- Set problem -
Pull every line containing "Configuration" out of the material below.

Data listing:

━━━━━━

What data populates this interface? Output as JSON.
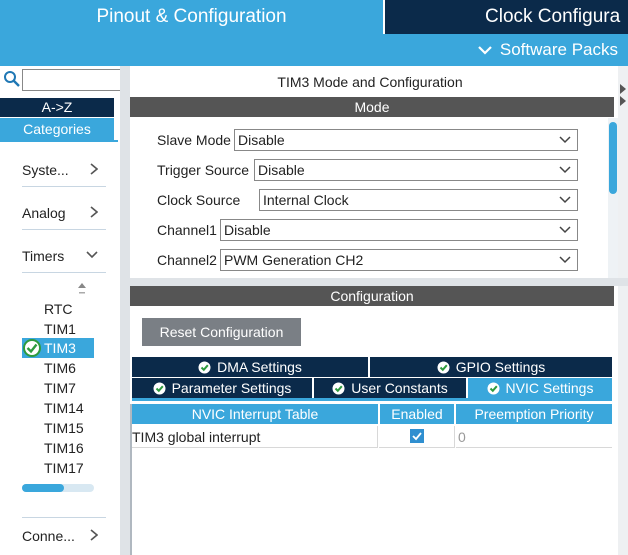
{
  "tabs": {
    "pinout": "Pinout & Configuration",
    "clock": "Clock Configura"
  },
  "software_packs": "Software Packs",
  "sidebar": {
    "search_placeholder": "",
    "az_label": "A->Z",
    "categories_label": "Categories",
    "categories": [
      {
        "label": "Syste...",
        "expanded": false
      },
      {
        "label": "Analog",
        "expanded": false
      },
      {
        "label": "Timers",
        "expanded": true
      },
      {
        "label": "Conne...",
        "expanded": false
      }
    ],
    "timers": [
      "RTC",
      "TIM1",
      "TIM3",
      "TIM6",
      "TIM7",
      "TIM14",
      "TIM15",
      "TIM16",
      "TIM17"
    ],
    "selected_timer": "TIM3",
    "scroll_fraction": 0.58
  },
  "mode_panel": {
    "title": "TIM3 Mode and Configuration",
    "header": "Mode",
    "fields": [
      {
        "label": "Slave Mode",
        "value": "Disable"
      },
      {
        "label": "Trigger Source",
        "value": "Disable"
      },
      {
        "label": "Clock Source",
        "value": "Internal Clock"
      },
      {
        "label": "Channel1",
        "value": "Disable"
      },
      {
        "label": "Channel2",
        "value": "PWM Generation CH2"
      }
    ]
  },
  "config_panel": {
    "header": "Configuration",
    "reset_label": "Reset Configuration",
    "tabs_row1": [
      "DMA Settings",
      "GPIO Settings"
    ],
    "tabs_row2": [
      "Parameter Settings",
      "User Constants",
      "NVIC Settings"
    ],
    "active_tab": "NVIC Settings",
    "table": {
      "columns": [
        "NVIC Interrupt Table",
        "Enabled",
        "Preemption Priority"
      ],
      "rows": [
        {
          "name": "TIM3 global interrupt",
          "enabled": true,
          "priority": "0"
        }
      ]
    }
  },
  "colors": {
    "accent": "#3aa7dc",
    "dark": "#0b2a4a",
    "header_gray": "#555555"
  }
}
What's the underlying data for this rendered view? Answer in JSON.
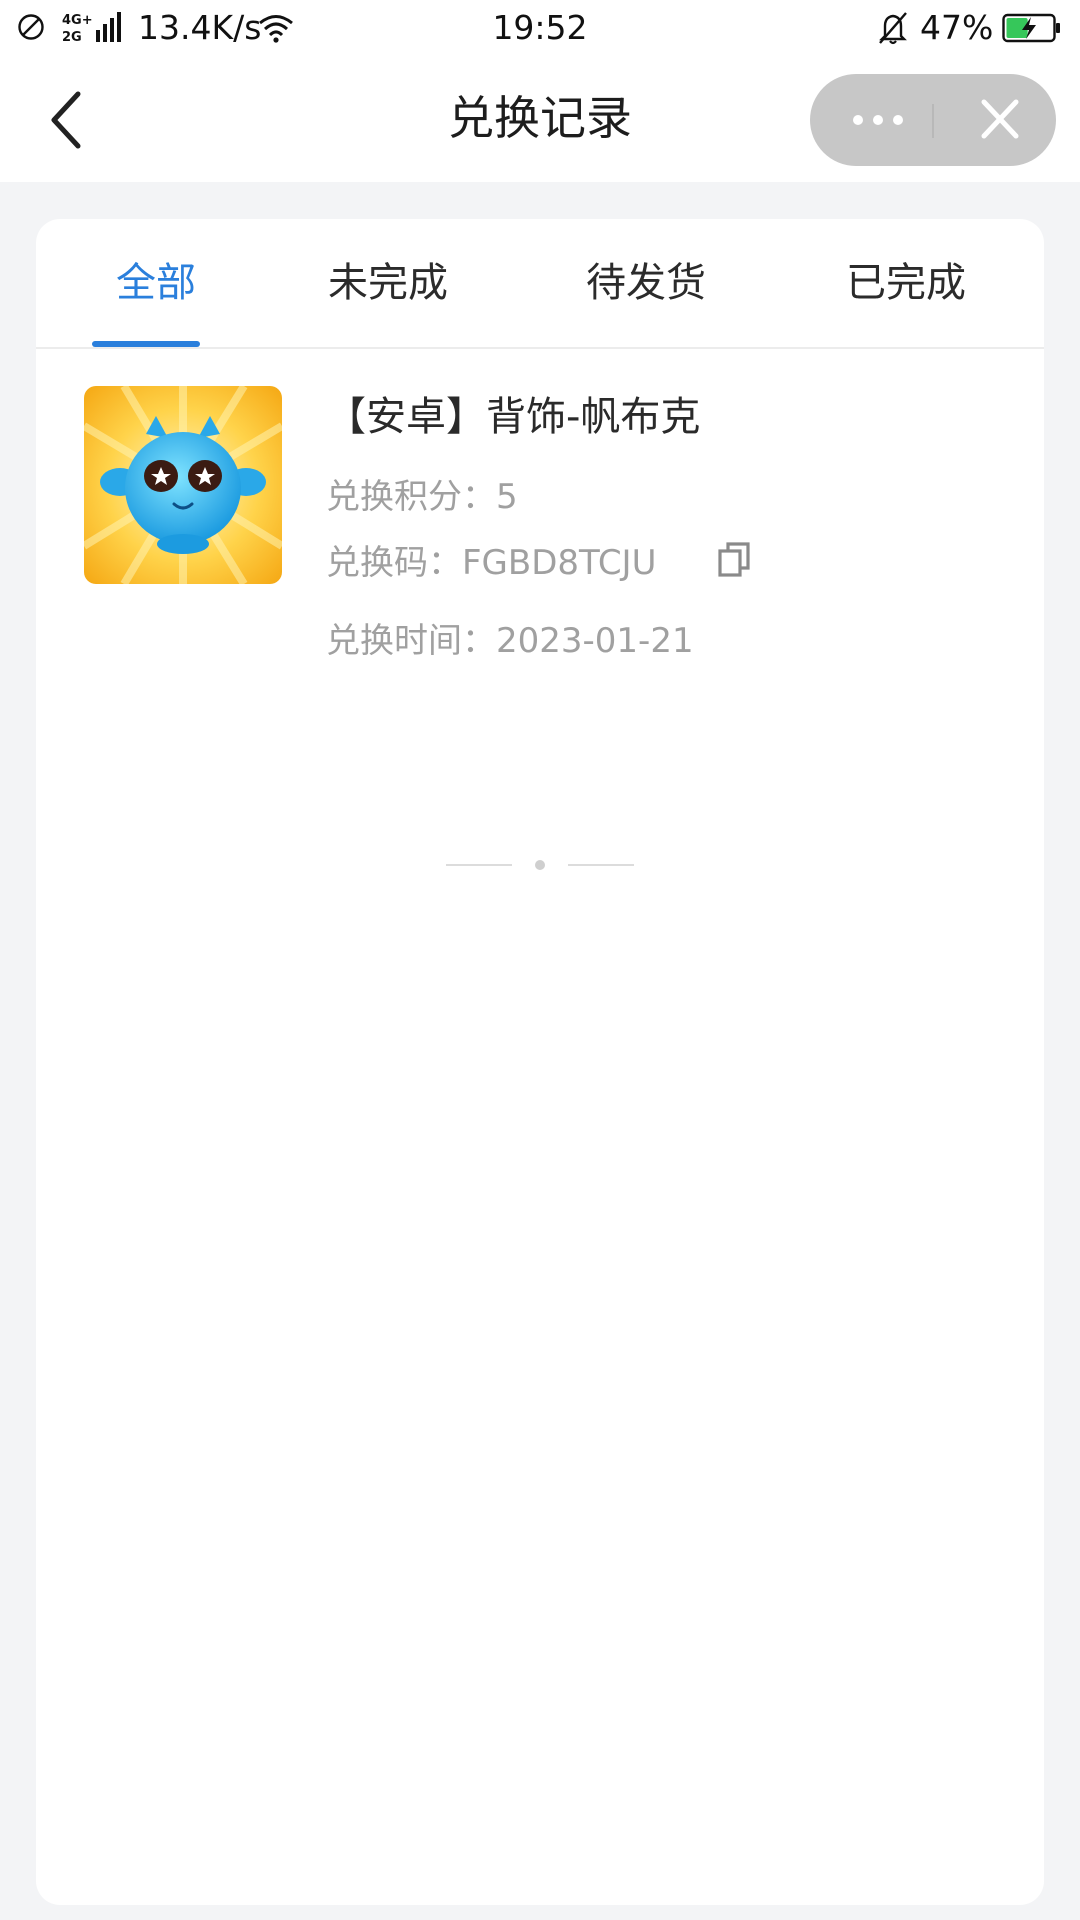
{
  "status_bar": {
    "network_label": "4G+ 2G",
    "speed": "13.4K/s",
    "time": "19:52",
    "battery_percent": "47%",
    "battery_level": 0.47,
    "battery_color": "#36c75a"
  },
  "header": {
    "title": "兑换记录"
  },
  "tabs": [
    {
      "label": "全部",
      "active": true
    },
    {
      "label": "未完成",
      "active": false
    },
    {
      "label": "待发货",
      "active": false
    },
    {
      "label": "已完成",
      "active": false
    }
  ],
  "accent_color": "#2a7fdc",
  "record": {
    "title": "【安卓】背饰-帆布克",
    "points_label": "兑换积分：",
    "points": "5",
    "code_label": "兑换码：",
    "code": "FGBD8TCJU",
    "time_label": "兑换时间：",
    "time": "2023-01-21"
  }
}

━━━━━━

- Answer for the task -
    "pinout": "Pinout & Configuration",
    "title": "TIM3 Mode and Configuration",
    "header": "Configuration",
    "reset_label": "Reset Configuration",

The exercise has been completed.